** Challenge **
Only the number is wanted: how many lines contain "утраченного"?

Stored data
** START **

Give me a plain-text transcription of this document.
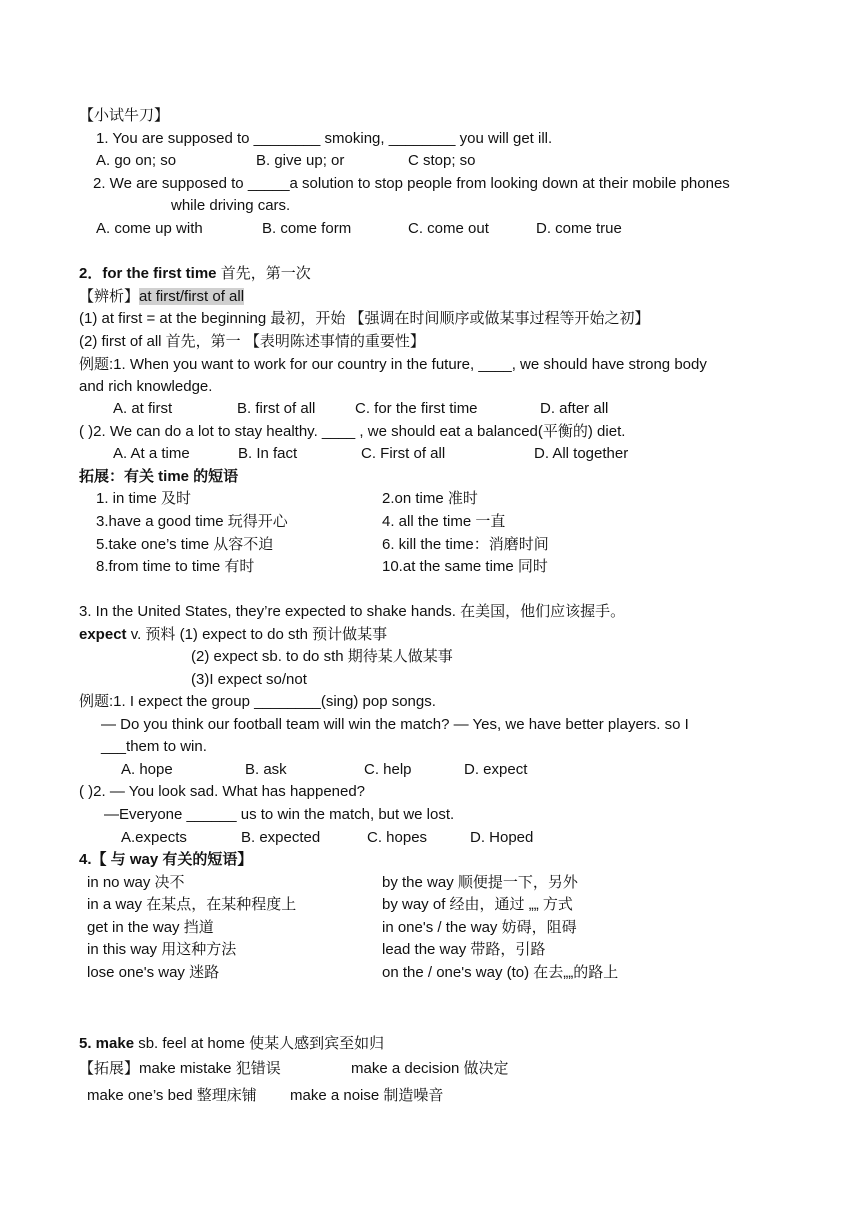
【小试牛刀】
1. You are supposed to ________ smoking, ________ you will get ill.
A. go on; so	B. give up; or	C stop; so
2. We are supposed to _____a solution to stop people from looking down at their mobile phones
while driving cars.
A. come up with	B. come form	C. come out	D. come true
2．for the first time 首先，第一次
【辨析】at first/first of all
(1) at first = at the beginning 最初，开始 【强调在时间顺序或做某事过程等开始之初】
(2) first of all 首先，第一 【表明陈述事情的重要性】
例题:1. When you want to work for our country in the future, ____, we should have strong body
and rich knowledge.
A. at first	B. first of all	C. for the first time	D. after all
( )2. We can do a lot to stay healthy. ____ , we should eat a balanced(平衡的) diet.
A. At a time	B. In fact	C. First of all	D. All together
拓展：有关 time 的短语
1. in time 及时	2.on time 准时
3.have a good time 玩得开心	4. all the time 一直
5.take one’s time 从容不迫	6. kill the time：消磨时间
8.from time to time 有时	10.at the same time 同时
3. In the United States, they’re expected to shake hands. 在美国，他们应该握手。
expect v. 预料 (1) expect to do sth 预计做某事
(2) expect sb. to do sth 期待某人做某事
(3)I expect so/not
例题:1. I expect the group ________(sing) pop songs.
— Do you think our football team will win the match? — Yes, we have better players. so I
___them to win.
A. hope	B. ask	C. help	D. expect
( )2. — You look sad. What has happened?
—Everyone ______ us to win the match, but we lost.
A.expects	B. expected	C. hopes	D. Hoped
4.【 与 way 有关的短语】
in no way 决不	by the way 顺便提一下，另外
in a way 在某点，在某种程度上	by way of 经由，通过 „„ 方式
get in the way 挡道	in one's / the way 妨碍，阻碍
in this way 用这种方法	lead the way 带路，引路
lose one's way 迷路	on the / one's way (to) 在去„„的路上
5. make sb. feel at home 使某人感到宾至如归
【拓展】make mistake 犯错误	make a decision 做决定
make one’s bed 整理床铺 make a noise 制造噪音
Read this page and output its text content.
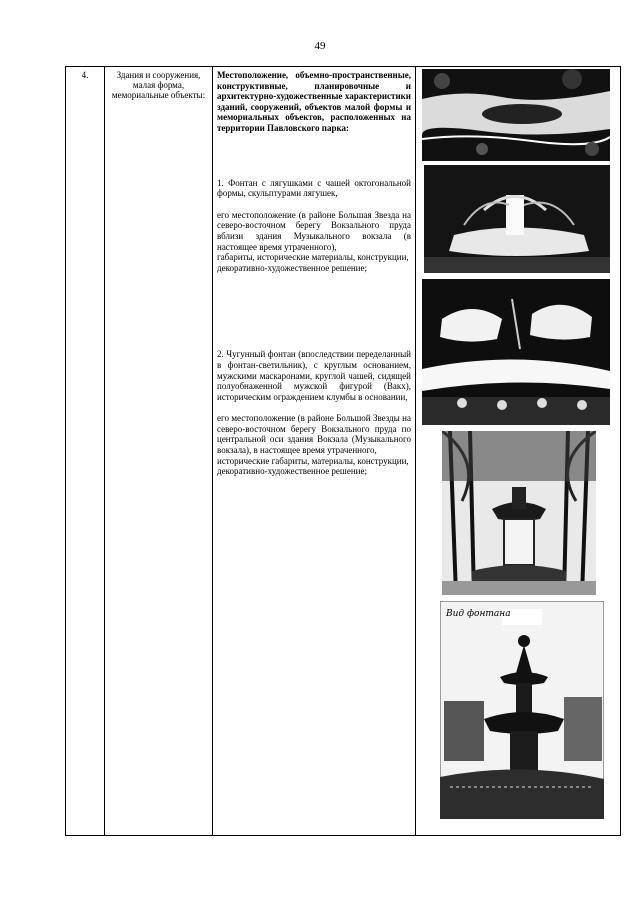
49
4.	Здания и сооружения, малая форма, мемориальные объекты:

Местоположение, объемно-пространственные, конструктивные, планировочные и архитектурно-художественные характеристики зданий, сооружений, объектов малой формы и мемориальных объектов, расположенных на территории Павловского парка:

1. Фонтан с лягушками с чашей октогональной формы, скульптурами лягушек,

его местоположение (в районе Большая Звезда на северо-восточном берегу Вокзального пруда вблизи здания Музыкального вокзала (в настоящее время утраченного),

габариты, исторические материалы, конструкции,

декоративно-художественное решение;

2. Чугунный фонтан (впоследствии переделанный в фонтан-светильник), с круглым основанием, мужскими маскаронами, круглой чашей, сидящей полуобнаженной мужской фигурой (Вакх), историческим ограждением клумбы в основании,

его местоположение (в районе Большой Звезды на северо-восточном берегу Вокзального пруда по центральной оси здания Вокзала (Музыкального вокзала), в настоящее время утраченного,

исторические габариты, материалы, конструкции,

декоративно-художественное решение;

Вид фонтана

** END **
** START **

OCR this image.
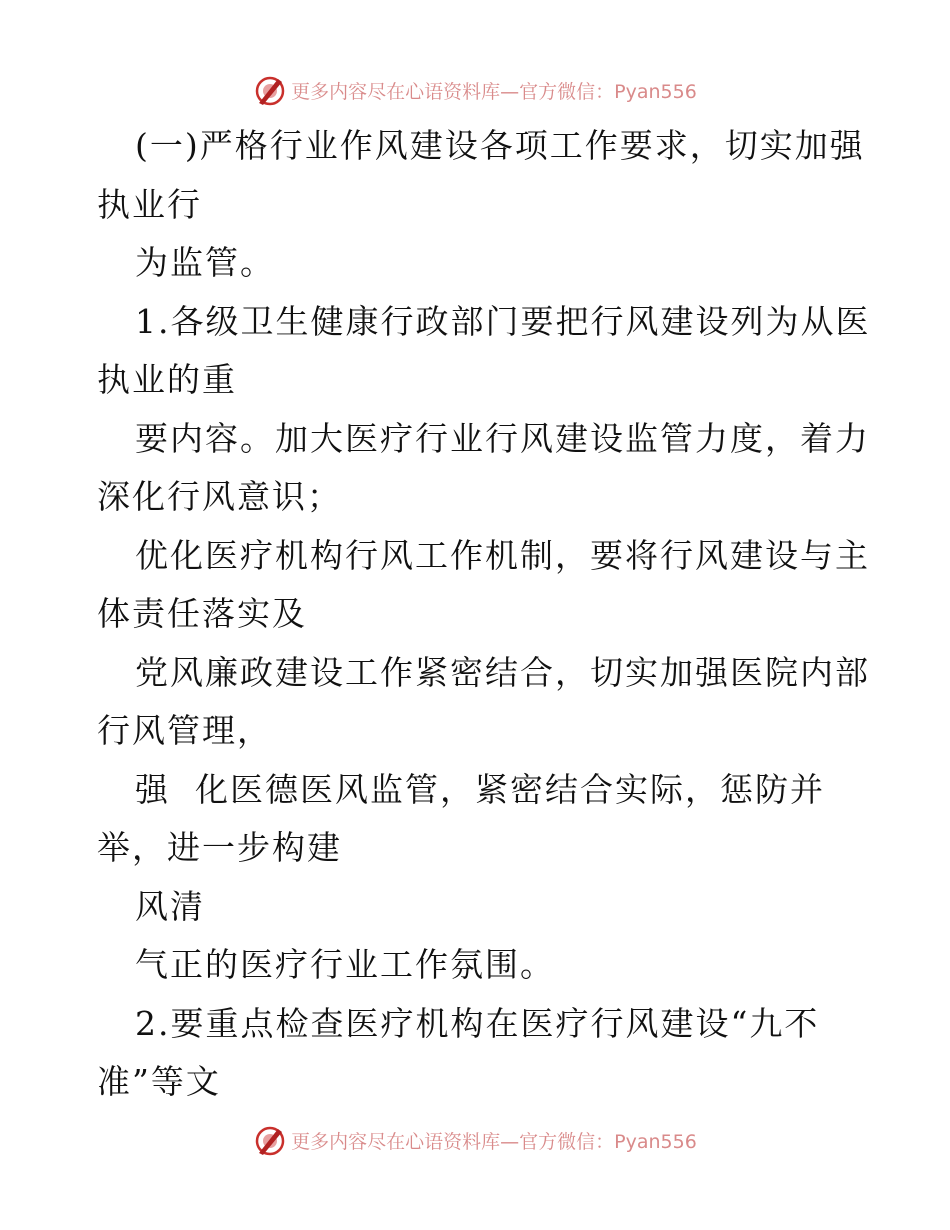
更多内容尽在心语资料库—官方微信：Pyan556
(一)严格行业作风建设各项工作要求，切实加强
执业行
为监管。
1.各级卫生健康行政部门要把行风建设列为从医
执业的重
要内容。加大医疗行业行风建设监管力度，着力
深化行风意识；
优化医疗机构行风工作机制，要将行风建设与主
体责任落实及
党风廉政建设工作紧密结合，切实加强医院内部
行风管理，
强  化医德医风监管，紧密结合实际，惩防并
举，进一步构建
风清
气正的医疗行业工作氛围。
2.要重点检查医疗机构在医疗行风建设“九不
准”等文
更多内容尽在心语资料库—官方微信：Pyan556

** END **

** Exercise answer **
2